> [EXCERPTED RECORDS]
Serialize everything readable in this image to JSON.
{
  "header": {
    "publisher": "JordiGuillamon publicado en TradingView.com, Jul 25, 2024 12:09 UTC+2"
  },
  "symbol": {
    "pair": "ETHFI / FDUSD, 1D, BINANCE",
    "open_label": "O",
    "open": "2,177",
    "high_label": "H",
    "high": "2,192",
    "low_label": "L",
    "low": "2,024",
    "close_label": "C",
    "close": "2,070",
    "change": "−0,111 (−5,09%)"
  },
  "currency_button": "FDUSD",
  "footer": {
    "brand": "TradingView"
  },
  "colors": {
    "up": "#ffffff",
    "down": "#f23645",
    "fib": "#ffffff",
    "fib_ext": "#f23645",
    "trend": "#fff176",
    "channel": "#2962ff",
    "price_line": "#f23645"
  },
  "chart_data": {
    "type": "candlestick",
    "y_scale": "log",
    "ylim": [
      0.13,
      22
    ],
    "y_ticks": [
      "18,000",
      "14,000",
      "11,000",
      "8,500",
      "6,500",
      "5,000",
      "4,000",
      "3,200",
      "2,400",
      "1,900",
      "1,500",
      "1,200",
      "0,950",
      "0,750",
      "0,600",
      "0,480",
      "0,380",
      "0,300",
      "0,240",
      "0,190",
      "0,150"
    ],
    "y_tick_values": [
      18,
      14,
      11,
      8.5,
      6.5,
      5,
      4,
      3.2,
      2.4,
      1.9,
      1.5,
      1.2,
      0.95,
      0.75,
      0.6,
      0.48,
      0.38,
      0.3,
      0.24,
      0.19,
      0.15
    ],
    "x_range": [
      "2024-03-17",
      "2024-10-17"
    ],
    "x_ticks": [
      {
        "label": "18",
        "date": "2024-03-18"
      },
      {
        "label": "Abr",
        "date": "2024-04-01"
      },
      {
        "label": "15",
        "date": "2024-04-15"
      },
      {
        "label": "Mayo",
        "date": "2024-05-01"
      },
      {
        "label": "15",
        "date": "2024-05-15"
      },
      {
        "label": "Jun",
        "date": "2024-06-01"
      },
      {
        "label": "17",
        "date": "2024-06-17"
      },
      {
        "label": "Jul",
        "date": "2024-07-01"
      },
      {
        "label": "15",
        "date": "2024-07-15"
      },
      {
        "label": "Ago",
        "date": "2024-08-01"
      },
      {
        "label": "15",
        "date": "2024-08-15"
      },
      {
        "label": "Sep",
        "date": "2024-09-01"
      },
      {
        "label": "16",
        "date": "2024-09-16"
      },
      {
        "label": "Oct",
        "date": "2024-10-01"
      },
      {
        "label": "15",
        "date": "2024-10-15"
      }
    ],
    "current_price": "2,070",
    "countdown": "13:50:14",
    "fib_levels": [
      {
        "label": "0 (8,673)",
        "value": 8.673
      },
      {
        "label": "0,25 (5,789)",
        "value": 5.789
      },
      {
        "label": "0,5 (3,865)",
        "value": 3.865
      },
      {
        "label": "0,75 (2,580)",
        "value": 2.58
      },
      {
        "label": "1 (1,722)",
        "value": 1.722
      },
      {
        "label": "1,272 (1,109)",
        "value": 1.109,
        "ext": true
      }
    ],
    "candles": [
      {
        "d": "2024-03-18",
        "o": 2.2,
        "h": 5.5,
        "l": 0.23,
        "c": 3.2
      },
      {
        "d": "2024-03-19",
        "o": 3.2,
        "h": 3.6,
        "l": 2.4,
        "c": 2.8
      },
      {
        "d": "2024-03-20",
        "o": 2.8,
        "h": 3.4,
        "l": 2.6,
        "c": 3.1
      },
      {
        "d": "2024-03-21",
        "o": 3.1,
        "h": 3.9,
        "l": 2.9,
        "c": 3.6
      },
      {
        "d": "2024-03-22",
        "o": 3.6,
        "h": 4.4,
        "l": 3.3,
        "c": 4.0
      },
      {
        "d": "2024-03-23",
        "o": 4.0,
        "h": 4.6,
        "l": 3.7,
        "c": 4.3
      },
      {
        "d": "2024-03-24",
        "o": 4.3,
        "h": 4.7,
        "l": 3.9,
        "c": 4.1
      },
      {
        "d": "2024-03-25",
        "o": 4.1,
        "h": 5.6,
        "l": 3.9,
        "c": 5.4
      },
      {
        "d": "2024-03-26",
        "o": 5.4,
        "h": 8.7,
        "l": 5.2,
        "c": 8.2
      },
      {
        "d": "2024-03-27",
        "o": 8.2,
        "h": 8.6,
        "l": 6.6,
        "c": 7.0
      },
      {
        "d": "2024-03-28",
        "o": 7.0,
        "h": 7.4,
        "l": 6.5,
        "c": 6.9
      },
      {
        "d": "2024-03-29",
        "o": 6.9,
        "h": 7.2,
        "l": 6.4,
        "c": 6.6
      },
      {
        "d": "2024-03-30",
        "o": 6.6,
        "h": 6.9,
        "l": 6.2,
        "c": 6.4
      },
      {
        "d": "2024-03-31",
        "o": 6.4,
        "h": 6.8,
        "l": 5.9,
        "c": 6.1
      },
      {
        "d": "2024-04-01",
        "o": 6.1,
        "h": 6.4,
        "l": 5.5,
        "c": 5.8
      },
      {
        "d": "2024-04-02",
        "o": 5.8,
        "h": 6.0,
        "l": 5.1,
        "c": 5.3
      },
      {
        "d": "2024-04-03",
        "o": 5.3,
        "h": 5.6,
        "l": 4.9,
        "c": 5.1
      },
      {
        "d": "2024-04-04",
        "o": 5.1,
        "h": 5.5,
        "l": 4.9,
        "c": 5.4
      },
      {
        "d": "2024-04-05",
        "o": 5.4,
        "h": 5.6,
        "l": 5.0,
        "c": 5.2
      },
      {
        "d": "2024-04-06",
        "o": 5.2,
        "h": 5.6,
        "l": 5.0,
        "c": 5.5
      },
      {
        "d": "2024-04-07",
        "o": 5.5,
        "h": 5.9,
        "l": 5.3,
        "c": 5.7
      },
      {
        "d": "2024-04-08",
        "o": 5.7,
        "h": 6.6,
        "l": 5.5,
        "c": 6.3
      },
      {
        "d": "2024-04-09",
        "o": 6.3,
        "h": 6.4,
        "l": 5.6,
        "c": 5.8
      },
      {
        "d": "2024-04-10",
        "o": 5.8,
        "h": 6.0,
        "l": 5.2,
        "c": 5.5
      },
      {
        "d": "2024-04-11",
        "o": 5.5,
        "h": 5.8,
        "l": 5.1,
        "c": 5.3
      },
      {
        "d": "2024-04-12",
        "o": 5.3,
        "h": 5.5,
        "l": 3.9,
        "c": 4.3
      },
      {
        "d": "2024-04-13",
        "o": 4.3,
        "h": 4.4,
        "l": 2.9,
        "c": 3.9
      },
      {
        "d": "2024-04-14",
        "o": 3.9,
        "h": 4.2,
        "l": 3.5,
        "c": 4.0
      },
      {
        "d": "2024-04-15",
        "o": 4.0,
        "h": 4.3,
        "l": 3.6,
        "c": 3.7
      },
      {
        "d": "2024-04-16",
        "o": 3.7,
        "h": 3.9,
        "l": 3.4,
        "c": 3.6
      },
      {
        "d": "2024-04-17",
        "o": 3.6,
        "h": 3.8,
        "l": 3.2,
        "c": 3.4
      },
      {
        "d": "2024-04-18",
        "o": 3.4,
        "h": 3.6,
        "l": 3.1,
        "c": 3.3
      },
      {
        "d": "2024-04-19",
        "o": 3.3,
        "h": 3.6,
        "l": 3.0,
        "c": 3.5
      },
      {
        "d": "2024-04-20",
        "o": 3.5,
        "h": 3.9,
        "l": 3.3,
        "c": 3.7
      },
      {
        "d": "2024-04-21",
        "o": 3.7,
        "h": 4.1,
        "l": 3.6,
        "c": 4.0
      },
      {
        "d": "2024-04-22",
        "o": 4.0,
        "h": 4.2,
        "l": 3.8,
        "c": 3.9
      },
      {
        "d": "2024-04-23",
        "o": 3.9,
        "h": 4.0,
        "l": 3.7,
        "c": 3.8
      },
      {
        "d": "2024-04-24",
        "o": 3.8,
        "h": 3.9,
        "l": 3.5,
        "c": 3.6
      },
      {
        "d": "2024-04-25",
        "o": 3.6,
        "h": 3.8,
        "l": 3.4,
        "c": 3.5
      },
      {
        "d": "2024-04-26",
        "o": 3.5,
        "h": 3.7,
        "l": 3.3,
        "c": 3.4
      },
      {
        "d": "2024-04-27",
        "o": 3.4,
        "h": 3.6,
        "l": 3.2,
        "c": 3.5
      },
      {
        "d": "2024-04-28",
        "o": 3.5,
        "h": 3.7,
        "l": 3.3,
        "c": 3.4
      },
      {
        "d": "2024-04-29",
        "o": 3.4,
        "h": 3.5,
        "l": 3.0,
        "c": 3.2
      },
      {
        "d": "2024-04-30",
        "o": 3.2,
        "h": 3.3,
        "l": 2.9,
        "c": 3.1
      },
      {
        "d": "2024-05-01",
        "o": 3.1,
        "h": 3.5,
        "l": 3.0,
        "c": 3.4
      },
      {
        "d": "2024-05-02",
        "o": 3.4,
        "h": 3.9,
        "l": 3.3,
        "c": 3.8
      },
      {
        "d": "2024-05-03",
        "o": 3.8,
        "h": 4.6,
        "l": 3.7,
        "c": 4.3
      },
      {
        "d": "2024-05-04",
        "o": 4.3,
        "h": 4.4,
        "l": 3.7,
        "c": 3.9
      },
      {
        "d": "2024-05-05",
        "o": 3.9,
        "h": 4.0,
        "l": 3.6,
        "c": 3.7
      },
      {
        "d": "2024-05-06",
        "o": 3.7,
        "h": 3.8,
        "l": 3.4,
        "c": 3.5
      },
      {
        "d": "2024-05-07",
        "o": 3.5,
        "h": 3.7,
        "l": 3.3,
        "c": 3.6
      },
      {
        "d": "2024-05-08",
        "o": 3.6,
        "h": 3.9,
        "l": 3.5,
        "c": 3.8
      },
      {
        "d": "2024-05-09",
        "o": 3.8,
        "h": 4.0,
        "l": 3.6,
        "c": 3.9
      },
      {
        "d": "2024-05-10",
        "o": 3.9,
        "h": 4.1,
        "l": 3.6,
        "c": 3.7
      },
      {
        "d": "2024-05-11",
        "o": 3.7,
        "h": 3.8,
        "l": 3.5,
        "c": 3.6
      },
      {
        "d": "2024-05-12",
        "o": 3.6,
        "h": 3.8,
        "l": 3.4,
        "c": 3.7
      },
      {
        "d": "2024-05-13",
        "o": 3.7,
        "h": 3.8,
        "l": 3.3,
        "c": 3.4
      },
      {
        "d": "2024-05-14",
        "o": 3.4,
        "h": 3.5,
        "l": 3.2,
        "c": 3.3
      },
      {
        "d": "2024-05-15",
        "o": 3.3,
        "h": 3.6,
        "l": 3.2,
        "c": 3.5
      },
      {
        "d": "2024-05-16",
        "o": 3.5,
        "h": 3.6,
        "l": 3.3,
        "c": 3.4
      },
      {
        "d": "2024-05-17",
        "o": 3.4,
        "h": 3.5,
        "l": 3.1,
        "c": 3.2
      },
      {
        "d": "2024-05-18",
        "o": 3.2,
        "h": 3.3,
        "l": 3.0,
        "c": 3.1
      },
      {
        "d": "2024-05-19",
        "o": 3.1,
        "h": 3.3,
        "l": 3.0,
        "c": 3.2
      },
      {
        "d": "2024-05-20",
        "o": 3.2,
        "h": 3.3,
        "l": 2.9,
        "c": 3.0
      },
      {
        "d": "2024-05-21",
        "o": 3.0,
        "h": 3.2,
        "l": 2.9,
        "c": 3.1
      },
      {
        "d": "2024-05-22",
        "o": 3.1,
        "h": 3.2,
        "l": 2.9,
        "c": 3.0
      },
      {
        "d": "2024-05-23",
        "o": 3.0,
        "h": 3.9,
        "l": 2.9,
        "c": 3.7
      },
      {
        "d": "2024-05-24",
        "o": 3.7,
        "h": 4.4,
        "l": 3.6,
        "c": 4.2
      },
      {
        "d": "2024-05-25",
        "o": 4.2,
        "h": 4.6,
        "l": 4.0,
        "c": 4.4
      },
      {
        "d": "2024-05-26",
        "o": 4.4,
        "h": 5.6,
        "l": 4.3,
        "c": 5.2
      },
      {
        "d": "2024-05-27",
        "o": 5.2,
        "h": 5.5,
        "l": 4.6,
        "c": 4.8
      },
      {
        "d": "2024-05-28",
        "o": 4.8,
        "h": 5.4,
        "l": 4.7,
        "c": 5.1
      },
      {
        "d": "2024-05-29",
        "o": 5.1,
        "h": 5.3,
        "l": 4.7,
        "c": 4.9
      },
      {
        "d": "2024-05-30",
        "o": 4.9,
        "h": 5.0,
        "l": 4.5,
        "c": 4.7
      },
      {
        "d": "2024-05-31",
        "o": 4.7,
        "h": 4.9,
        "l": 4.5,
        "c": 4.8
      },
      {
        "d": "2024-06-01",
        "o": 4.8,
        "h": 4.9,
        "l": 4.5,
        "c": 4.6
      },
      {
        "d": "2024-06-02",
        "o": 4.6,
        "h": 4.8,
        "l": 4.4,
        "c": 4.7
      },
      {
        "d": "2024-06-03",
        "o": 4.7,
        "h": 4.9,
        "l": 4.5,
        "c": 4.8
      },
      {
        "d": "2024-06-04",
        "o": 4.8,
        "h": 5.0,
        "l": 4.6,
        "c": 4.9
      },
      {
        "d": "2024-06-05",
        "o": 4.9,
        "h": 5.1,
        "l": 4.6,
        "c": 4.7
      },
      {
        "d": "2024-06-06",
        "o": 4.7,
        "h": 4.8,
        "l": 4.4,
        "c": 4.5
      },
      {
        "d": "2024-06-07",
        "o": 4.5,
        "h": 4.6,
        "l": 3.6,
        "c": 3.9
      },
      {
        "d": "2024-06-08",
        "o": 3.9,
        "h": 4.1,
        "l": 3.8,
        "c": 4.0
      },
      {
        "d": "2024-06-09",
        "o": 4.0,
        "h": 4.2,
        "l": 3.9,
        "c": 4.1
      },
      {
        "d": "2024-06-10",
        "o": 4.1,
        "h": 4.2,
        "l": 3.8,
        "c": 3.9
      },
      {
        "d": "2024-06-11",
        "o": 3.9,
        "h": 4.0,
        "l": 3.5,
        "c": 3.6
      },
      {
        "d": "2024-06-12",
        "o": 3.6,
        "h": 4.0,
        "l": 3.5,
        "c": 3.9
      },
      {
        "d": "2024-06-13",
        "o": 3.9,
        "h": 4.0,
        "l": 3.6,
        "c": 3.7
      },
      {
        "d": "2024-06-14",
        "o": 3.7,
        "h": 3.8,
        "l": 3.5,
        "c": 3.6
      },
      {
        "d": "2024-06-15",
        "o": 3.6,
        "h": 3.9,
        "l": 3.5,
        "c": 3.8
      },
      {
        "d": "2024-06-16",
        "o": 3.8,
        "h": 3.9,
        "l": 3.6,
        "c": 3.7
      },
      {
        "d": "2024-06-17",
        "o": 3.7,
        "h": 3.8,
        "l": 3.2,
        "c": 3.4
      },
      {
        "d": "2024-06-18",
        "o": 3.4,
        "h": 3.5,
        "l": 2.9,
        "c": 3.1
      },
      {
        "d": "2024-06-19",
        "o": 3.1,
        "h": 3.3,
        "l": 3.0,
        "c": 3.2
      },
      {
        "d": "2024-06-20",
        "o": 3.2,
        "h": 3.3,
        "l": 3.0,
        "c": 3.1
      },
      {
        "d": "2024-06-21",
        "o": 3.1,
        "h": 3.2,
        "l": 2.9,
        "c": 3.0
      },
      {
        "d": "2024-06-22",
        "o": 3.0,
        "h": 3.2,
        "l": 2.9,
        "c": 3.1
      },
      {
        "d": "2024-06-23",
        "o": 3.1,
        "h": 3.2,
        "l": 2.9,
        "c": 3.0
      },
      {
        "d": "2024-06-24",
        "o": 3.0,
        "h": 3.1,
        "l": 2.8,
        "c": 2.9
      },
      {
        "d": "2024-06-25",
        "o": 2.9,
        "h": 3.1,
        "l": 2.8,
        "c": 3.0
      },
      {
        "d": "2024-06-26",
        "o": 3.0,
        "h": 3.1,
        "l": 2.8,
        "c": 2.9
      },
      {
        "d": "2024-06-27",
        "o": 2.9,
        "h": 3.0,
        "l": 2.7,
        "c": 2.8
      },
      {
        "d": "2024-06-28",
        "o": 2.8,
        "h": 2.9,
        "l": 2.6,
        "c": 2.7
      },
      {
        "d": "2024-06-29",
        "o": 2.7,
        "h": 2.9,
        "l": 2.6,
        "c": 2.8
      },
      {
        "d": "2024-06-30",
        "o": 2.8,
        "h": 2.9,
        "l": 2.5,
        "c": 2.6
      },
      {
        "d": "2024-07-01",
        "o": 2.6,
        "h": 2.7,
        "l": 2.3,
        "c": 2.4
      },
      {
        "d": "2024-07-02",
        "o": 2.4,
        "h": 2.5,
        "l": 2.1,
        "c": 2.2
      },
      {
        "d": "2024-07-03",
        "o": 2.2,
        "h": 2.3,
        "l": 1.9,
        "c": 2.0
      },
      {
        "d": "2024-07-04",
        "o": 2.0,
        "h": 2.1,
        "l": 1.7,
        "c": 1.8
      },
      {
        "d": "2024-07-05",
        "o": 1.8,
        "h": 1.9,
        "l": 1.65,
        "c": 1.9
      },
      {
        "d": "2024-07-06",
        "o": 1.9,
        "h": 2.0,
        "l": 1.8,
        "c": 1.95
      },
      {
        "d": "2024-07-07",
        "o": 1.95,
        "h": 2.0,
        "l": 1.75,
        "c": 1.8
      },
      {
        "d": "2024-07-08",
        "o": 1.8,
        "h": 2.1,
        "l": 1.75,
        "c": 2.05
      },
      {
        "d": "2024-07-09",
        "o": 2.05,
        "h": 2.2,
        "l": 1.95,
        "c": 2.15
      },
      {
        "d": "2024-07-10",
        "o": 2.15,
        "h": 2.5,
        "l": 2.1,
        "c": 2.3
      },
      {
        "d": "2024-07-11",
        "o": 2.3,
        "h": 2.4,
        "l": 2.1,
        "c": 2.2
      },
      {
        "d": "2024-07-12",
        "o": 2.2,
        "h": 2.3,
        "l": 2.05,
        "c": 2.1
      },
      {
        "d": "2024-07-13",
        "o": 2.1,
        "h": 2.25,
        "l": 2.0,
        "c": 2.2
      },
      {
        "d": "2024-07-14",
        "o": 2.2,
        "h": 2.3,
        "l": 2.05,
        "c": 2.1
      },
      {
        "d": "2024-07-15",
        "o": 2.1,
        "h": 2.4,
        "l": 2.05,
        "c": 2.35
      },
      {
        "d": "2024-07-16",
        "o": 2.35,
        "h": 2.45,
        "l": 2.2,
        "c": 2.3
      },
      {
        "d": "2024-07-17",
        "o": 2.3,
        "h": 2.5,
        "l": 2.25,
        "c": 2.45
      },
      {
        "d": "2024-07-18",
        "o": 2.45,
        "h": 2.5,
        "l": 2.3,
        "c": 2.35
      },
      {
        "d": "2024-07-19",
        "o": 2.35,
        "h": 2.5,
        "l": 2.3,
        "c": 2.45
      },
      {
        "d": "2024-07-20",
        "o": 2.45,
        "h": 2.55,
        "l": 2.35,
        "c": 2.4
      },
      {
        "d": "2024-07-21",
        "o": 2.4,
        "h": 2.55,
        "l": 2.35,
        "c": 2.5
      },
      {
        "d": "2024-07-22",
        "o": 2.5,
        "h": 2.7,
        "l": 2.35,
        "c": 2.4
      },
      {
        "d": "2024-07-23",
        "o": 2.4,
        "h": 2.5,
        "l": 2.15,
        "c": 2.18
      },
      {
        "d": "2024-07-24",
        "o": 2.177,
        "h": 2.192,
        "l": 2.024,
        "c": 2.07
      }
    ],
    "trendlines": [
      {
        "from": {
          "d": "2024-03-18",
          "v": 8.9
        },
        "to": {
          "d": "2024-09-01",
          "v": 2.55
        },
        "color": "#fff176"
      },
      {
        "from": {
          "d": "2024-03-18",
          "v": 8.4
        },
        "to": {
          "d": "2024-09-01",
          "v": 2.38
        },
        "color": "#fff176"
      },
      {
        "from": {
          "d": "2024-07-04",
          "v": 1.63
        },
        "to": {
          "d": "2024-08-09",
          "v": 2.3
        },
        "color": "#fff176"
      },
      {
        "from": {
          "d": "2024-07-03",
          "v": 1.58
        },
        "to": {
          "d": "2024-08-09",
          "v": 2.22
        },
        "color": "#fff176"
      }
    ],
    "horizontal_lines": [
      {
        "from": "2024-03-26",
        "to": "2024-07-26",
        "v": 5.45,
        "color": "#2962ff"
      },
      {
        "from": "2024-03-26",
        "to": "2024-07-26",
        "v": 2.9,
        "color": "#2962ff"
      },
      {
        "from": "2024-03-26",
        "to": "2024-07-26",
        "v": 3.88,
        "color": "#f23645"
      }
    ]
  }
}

> [JOB] Check each line above for the word "TradingView", and copy the lines where it appears.

> [EXERCISE ANSWER]
    "publisher": "JordiGuillamon publicado en TradingView.com, Jul 25, 2024 12:09 UTC+2"
    "brand": "TradingView"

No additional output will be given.